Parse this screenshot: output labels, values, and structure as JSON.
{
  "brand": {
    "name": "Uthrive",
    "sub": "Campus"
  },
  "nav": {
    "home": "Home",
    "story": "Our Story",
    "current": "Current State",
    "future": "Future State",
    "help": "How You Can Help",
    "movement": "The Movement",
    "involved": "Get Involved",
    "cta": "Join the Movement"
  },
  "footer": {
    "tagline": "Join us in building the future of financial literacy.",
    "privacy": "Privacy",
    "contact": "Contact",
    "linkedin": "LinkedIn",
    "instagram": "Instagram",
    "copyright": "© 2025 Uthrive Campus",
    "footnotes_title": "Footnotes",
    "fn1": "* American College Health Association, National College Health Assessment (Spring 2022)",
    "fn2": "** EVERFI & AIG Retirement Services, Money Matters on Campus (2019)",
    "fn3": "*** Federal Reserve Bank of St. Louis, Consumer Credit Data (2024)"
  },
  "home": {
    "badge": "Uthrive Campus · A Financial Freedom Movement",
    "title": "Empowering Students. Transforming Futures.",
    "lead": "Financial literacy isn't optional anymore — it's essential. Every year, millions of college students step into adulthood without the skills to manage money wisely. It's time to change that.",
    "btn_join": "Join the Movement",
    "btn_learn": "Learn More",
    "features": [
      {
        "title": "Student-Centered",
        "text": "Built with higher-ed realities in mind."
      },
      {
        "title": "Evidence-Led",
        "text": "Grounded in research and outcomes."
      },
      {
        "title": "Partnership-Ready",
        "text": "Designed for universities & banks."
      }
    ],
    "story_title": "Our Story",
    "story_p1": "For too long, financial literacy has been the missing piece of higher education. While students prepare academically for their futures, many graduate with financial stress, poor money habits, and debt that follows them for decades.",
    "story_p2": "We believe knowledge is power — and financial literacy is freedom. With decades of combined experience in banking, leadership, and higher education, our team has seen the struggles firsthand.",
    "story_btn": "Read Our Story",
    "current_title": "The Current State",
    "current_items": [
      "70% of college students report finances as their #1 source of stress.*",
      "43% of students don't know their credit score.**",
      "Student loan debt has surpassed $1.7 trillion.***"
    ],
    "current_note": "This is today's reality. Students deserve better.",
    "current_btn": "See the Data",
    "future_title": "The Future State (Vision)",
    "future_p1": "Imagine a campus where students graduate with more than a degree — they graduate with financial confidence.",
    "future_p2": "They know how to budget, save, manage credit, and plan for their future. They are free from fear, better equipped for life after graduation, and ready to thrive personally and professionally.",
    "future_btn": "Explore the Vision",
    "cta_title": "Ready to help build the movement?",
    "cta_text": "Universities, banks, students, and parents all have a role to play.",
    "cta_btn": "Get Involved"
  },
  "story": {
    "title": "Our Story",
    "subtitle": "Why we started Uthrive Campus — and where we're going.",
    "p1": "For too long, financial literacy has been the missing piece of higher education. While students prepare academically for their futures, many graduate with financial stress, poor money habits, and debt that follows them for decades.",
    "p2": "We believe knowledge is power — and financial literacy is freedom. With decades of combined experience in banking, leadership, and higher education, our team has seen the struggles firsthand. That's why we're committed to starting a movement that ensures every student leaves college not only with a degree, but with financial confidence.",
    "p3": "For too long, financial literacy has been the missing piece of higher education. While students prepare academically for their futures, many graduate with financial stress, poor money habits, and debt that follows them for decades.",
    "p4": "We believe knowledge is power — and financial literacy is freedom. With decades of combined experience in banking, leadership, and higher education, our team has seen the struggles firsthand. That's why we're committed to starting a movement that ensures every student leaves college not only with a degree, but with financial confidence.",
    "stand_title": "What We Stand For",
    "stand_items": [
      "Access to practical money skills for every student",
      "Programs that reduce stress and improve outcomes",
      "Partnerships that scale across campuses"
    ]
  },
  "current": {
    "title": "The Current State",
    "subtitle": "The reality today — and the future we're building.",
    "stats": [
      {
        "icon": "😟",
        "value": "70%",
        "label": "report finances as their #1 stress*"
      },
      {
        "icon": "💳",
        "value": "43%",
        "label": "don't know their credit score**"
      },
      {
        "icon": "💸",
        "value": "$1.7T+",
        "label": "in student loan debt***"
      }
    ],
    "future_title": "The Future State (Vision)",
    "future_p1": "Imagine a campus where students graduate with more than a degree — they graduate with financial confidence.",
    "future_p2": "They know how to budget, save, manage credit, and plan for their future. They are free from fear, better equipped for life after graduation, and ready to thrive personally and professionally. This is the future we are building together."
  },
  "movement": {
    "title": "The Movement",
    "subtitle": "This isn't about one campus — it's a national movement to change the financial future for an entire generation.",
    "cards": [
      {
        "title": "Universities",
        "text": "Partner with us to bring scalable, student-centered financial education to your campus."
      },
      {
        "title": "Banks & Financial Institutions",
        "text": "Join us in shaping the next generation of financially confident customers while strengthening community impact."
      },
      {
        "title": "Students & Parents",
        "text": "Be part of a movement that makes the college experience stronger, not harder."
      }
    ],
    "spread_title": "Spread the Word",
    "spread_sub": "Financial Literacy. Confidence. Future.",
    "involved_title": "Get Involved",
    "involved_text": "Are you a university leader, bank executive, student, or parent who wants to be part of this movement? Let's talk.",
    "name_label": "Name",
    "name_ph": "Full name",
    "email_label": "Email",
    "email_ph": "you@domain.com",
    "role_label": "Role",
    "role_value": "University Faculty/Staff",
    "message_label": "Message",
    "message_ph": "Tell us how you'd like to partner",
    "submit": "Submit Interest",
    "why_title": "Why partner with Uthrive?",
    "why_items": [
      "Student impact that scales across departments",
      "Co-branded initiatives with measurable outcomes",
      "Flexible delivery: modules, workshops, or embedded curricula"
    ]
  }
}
+===+
## Aim of the exercise
Output the records above in their entirety, exactly.

## Written reply
Parse this screenshot: output labels, values, and structure as JSON.
{
  "brand": {
    "name": "Uthrive",
    "sub": "Campus"
  },
  "nav": {
    "home": "Home",
    "story": "Our Story",
    "current": "Current State",
    "future": "Future State",
    "help": "How You Can Help",
    "movement": "The Movement",
    "involved": "Get Involved",
    "cta": "Join the Movement"
  },
  "footer": {
    "tagline": "Join us in building the future of financial literacy.",
    "privacy": "Privacy",
    "contact": "Contact",
    "linkedin": "LinkedIn",
    "instagram": "Instagram",
    "copyright": "© 2025 Uthrive Campus",
    "footnotes_title": "Footnotes",
    "fn1": "* American College Health Association, National College Health Assessment (Spring 2022)",
    "fn2": "** EVERFI & AIG Retirement Services, Money Matters on Campus (2019)",
    "fn3": "*** Federal Reserve Bank of St. Louis, Consumer Credit Data (2024)"
  },
  "home": {
    "badge": "Uthrive Campus · A Financial Freedom Movement",
    "title": "Empowering Students. Transforming Futures.",
    "lead": "Financial literacy isn't optional anymore — it's essential. Every year, millions of college students step into adulthood without the skills to manage money wisely. It's time to change that.",
    "btn_join": "Join the Movement",
    "btn_learn": "Learn More",
    "features": [
      {
        "title": "Student-Centered",
        "text": "Built with higher-ed realities in mind."
      },
      {
        "title": "Evidence-Led",
        "text": "Grounded in research and outcomes."
      },
      {
        "title": "Partnership-Ready",
        "text": "Designed for universities & banks."
      }
    ],
    "story_title": "Our Story",
    "story_p1": "For too long, financial literacy has been the missing piece of higher education. While students prepare academically for their futures, many graduate with financial stress, poor money habits, and debt that follows them for decades.",
    "story_p2": "We believe knowledge is power — and financial literacy is freedom. With decades of combined experience in banking, leadership, and higher education, our team has seen the struggles firsthand.",
    "story_btn": "Read Our Story",
    "current_title": "The Current State",
    "current_items": [
      "70% of college students report finances as their #1 source of stress.*",
      "43% of students don't know their credit score.**",
      "Student loan debt has surpassed $1.7 trillion.***"
    ],
    "current_note": "This is today's reality. Students deserve better.",
    "current_btn": "See the Data",
    "future_title": "The Future State (Vision)",
    "future_p1": "Imagine a campus where students graduate with more than a degree — they graduate with financial confidence.",
    "future_p2": "They know how to budget, save, manage credit, and plan for their future. They are free from fear, better equipped for life after graduation, and ready to thrive personally and professionally.",
    "future_btn": "Explore the Vision",
    "cta_title": "Ready to help build the movement?",
    "cta_text": "Universities, banks, students, and parents all have a role to play.",
    "cta_btn": "Get Involved"
  },
  "story": {
    "title": "Our Story",
    "subtitle": "Why we started Uthrive Campus — and where we're going.",
    "p1": "For too long, financial literacy has been the missing piece of higher education. While students prepare academically for their futures, many graduate with financial stress, poor money habits, and debt that follows them for decades.",
    "p2": "We believe knowledge is power — and financial literacy is freedom. With decades of combined experience in banking, leadership, and higher education, our team has seen the struggles firsthand. That's why we're committed to starting a movement that ensures every student leaves college not only with a degree, but with financial confidence.",
    "p3": "For too long, financial literacy has been the missing piece of higher education. While students prepare academically for their futures, many graduate with financial stress, poor money habits, and debt that follows them for decades.",
    "p4": "We believe knowledge is power — and financial literacy is freedom. With decades of combined experience in banking, leadership, and higher education, our team has seen the struggles firsthand. That's why we're committed to starting a movement that ensures every student leaves college not only with a degree, but with financial confidence.",
    "stand_title": "What We Stand For",
    "stand_items": [
      "Access to practical money skills for every student",
      "Programs that reduce stress and improve outcomes",
      "Partnerships that scale across campuses"
    ]
  },
  "current": {
    "title": "The Current State",
    "subtitle": "The reality today — and the future we're building.",
    "stats": [
      {
        "icon": "😟",
        "value": "70%",
        "label": "report finances as their #1 stress*"
      },
      {
        "icon": "💳",
        "value": "43%",
        "label": "don't know their credit score**"
      },
      {
        "icon": "💸",
        "value": "$1.7T+",
        "label": "in student loan debt***"
      }
    ],
    "future_title": "The Future State (Vision)",
    "future_p1": "Imagine a campus where students graduate with more than a degree — they graduate with financial confidence.",
    "future_p2": "They know how to budget, save, manage credit, and plan for their future. They are free from fear, better equipped for life after graduation, and ready to thrive personally and professionally. This is the future we are building together."
  },
  "movement": {
    "title": "The Movement",
    "subtitle": "This isn't about one campus — it's a national movement to change the financial future for an entire generation.",
    "cards": [
      {
        "title": "Universities",
        "text": "Partner with us to bring scalable, student-centered financial education to your campus."
      },
      {
        "title": "Banks & Financial Institutions",
        "text": "Join us in shaping the next generation of financially confident customers while strengthening community impact."
      },
      {
        "title": "Students & Parents",
        "text": "Be part of a movement that makes the college experience stronger, not harder."
      }
    ],
    "spread_title": "Spread the Word",
    "spread_sub": "Financial Literacy. Confidence. Future.",
    "involved_title": "Get Involved",
    "involved_text": "Are you a university leader, bank executive, student, or parent who wants to be part of this movement? Let's talk.",
    "name_label": "Name",
    "name_ph": "Full name",
    "email_label": "Email",
    "email_ph": "you@domain.com",
    "role_label": "Role",
    "role_value": "University Faculty/Staff",
    "message_label": "Message",
    "message_ph": "Tell us how you'd like to partner",
    "submit": "Submit Interest",
    "why_title": "Why partner with Uthrive?",
    "why_items": [
      "Student impact that scales across departments",
      "Co-branded initiatives with measurable outcomes",
      "Flexible delivery: modules, workshops, or embedded curricula"
    ]
  }
}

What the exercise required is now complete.